(Challenge):
All records must be quoted exactly. Omit the pictures.

(Dataset rows)
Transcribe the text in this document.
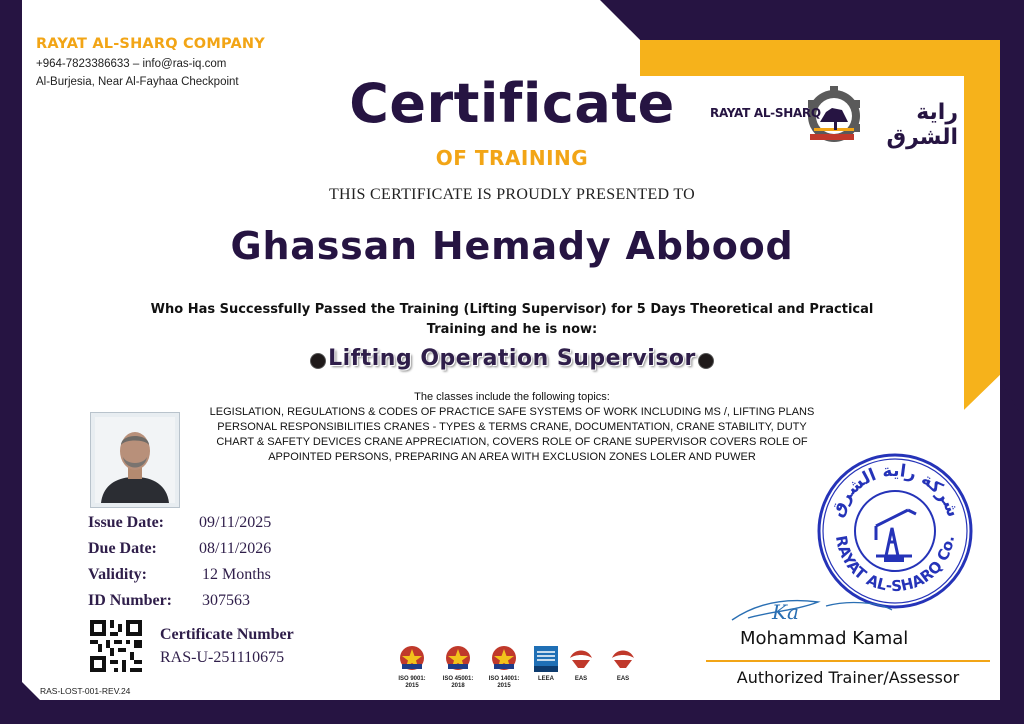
RAYAT AL-SHARQ COMPANY
+964-7823386633 – info@ras-iq.com
Al-Burjesia, Near Al-Fayhaa Checkpoint
RAYAT AL-SHARQ	راية الشرق
Certificate
OF TRAINING
THIS CERTIFICATE IS PROUDLY PRESENTED TO
Ghassan Hemady Abbood
Who Has Successfully Passed the Training (Lifting Supervisor) for 5 Days Theoretical and Practical Training and he is now:
Lifting Operation Supervisor
The classes include the following topics:
LEGISLATION, REGULATIONS & CODES OF PRACTICE SAFE SYSTEMS OF WORK INCLUDING MS /, LIFTING PLANS PERSONAL RESPONSIBILITIES CRANES - TYPES & TERMS CRANE, DOCUMENTATION, CRANE STABILITY, DUTY CHART & SAFETY DEVICES CRANE APPRECIATION, COVERS ROLE OF CRANE SUPERVISOR COVERS ROLE OF APPOINTED PERSONS, PREPARING AN AREA WITH EXCLUSION ZONES LOLER AND PUWER
Issue Date: 09/11/2025
Due Date:	08/11/2026
Validity:	12 Months
ID Number: 307563
Certificate Number
RAS-U-251110675
ISO 9001: 2015
ISO 45001: 2018
ISO 14001: 2015
LEEA	EAS	EAS
شركة راية الشرق
RAYAT AL-SHARQ Co.
Ka
Mohammad Kamal
Authorized Trainer/Assessor
RAS-LOST-001-REV.24
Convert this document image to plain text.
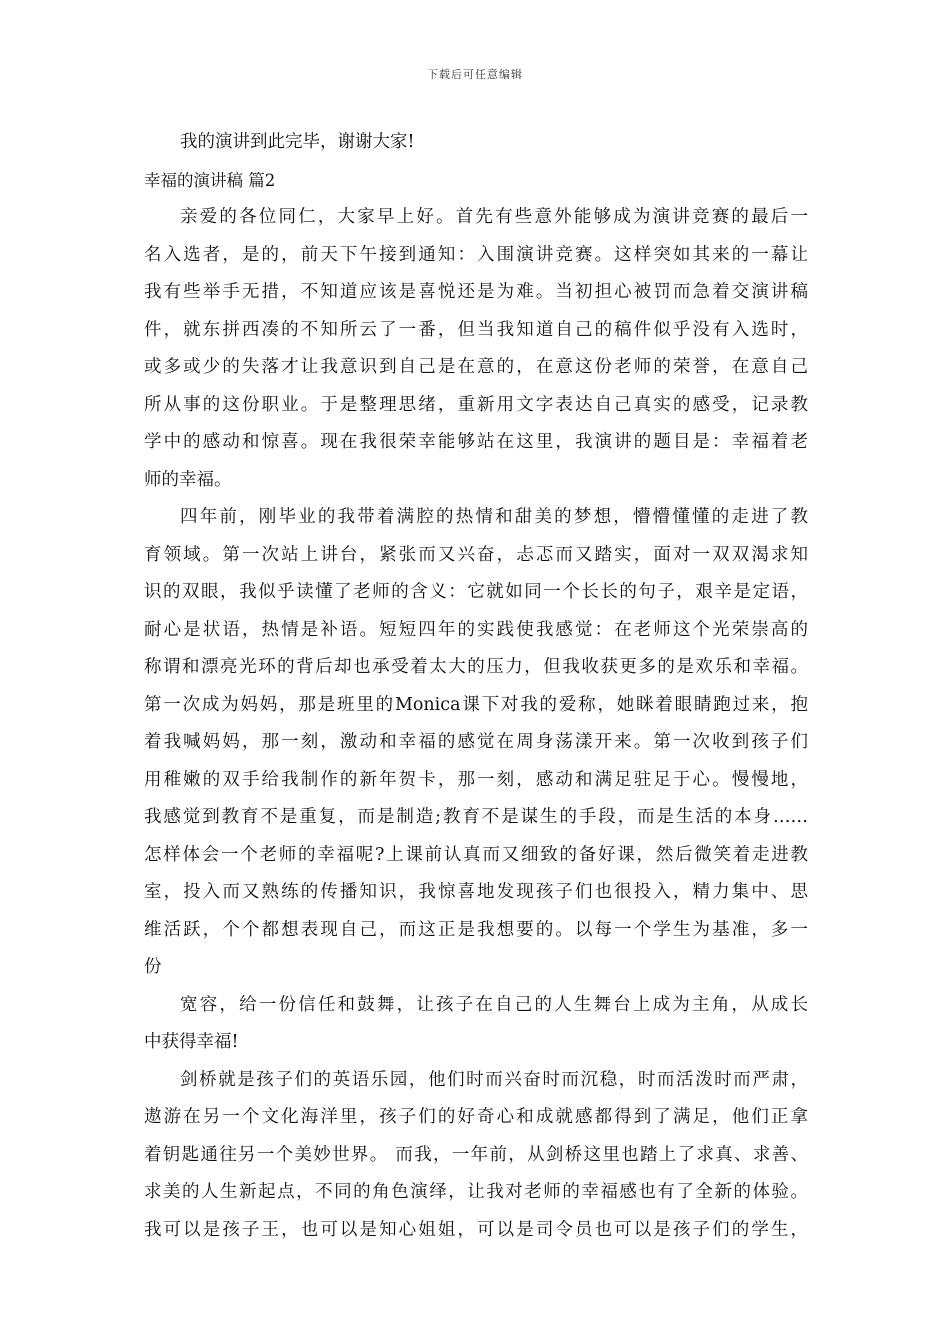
下载后可任意编辑
我的演讲到此完毕，谢谢大家!
幸福的演讲稿 篇2
亲爱的各位同仁，大家早上好。首先有些意外能够成为演讲竞赛的最后一
名入选者，是的，前天下午接到通知：入围演讲竞赛。这样突如其来的一幕让
我有些举手无措，不知道应该是喜悦还是为难。当初担心被罚而急着交演讲稿
件，就东拼西凑的不知所云了一番，但当我知道自己的稿件似乎没有入选时，
或多或少的失落才让我意识到自己是在意的，在意这份老师的荣誉，在意自己
所从事的这份职业。于是整理思绪，重新用文字表达自己真实的感受，记录教
学中的感动和惊喜。现在我很荣幸能够站在这里，我演讲的题目是：幸福着老
师的幸福。
四年前，刚毕业的我带着满腔的热情和甜美的梦想，懵懵懂懂的走进了教
育领域。第一次站上讲台，紧张而又兴奋，忐忑而又踏实，面对一双双渴求知
识的双眼，我似乎读懂了老师的含义：它就如同一个长长的句子，艰辛是定语，
耐心是状语，热情是补语。短短四年的实践使我感觉：在老师这个光荣崇高的
称谓和漂亮光环的背后却也承受着太大的压力，但我收获更多的是欢乐和幸福。
第一次成为妈妈，那是班里的Monica课下对我的爱称，她眯着眼睛跑过来，抱
着我喊妈妈，那一刻，激动和幸福的感觉在周身荡漾开来。第一次收到孩子们
用稚嫩的双手给我制作的新年贺卡，那一刻，感动和满足驻足于心。慢慢地，
我感觉到教育不是重复，而是制造;教育不是谋生的手段，而是生活的本身……
怎样体会一个老师的幸福呢?上课前认真而又细致的备好课，然后微笑着走进教
室，投入而又熟练的传播知识，我惊喜地发现孩子们也很投入，精力集中、思
维活跃，个个都想表现自己，而这正是我想要的。以每一个学生为基准，多一
份
宽容，给一份信任和鼓舞，让孩子在自己的人生舞台上成为主角，从成长
中获得幸福!
剑桥就是孩子们的英语乐园，他们时而兴奋时而沉稳，时而活泼时而严肃，
遨游在另一个文化海洋里，孩子们的好奇心和成就感都得到了满足，他们正拿
着钥匙通往另一个美妙世界。 而我，一年前，从剑桥这里也踏上了求真、求善、
求美的人生新起点，不同的角色演绎，让我对老师的幸福感也有了全新的体验。
我可以是孩子王，也可以是知心姐姐，可以是司令员也可以是孩子们的学生，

(Correct result):
Transcribe the text in this document.
RAYAT AL-SHARQ COMPANY
+964-7823386633 – info@ras-iq.com
Al-Burjesia, Near Al-Fayhaa Checkpoint
RAYAT AL-SHARQ	راية الشرق
Certificate
OF TRAINING
THIS CERTIFICATE IS PROUDLY PRESENTED TO
Ghassan Hemady Abbood
Who Has Successfully Passed the Training (Lifting Supervisor) for 5 Days Theoretical and Practical Training and he is now:
Lifting Operation Supervisor
The classes include the following topics:
LEGISLATION, REGULATIONS & CODES OF PRACTICE SAFE SYSTEMS OF WORK INCLUDING MS /, LIFTING PLANS PERSONAL RESPONSIBILITIES CRANES - TYPES & TERMS CRANE, DOCUMENTATION, CRANE STABILITY, DUTY CHART & SAFETY DEVICES CRANE APPRECIATION, COVERS ROLE OF CRANE SUPERVISOR COVERS ROLE OF APPOINTED PERSONS, PREPARING AN AREA WITH EXCLUSION ZONES LOLER AND PUWER
Issue Date: 09/11/2025
Due Date:	08/11/2026
Validity:	12 Months
ID Number: 307563
Certificate Number
RAS-U-251110675
ISO 9001: 2015
ISO 45001: 2018
ISO 14001: 2015
LEEA	EAS	EAS
شركة راية الشرق
RAYAT AL-SHARQ Co.
Ka
Mohammad Kamal
Authorized Trainer/Assessor
RAS-LOST-001-REV.24
Convert this document image to plain text.
下载后可任意编辑
我的演讲到此完毕，谢谢大家!
幸福的演讲稿 篇2
亲爱的各位同仁，大家早上好。首先有些意外能够成为演讲竞赛的最后一
名入选者，是的，前天下午接到通知：入围演讲竞赛。这样突如其来的一幕让
我有些举手无措，不知道应该是喜悦还是为难。当初担心被罚而急着交演讲稿
件，就东拼西凑的不知所云了一番，但当我知道自己的稿件似乎没有入选时，
或多或少的失落才让我意识到自己是在意的，在意这份老师的荣誉，在意自己
所从事的这份职业。于是整理思绪，重新用文字表达自己真实的感受，记录教
学中的感动和惊喜。现在我很荣幸能够站在这里，我演讲的题目是：幸福着老
师的幸福。
四年前，刚毕业的我带着满腔的热情和甜美的梦想，懵懵懂懂的走进了教
育领域。第一次站上讲台，紧张而又兴奋，忐忑而又踏实，面对一双双渴求知
识的双眼，我似乎读懂了老师的含义：它就如同一个长长的句子，艰辛是定语，
耐心是状语，热情是补语。短短四年的实践使我感觉：在老师这个光荣崇高的
称谓和漂亮光环的背后却也承受着太大的压力，但我收获更多的是欢乐和幸福。
第一次成为妈妈，那是班里的Monica课下对我的爱称，她眯着眼睛跑过来，抱
着我喊妈妈，那一刻，激动和幸福的感觉在周身荡漾开来。第一次收到孩子们
用稚嫩的双手给我制作的新年贺卡，那一刻，感动和满足驻足于心。慢慢地，
我感觉到教育不是重复，而是制造;教育不是谋生的手段，而是生活的本身……
怎样体会一个老师的幸福呢?上课前认真而又细致的备好课，然后微笑着走进教
室，投入而又熟练的传播知识，我惊喜地发现孩子们也很投入，精力集中、思
维活跃，个个都想表现自己，而这正是我想要的。以每一个学生为基准，多一
份
宽容，给一份信任和鼓舞，让孩子在自己的人生舞台上成为主角，从成长
中获得幸福!
剑桥就是孩子们的英语乐园，他们时而兴奋时而沉稳，时而活泼时而严肃，
遨游在另一个文化海洋里，孩子们的好奇心和成就感都得到了满足，他们正拿
着钥匙通往另一个美妙世界。 而我，一年前，从剑桥这里也踏上了求真、求善、
求美的人生新起点，不同的角色演绎，让我对老师的幸福感也有了全新的体验。
我可以是孩子王，也可以是知心姐姐，可以是司令员也可以是孩子们的学生，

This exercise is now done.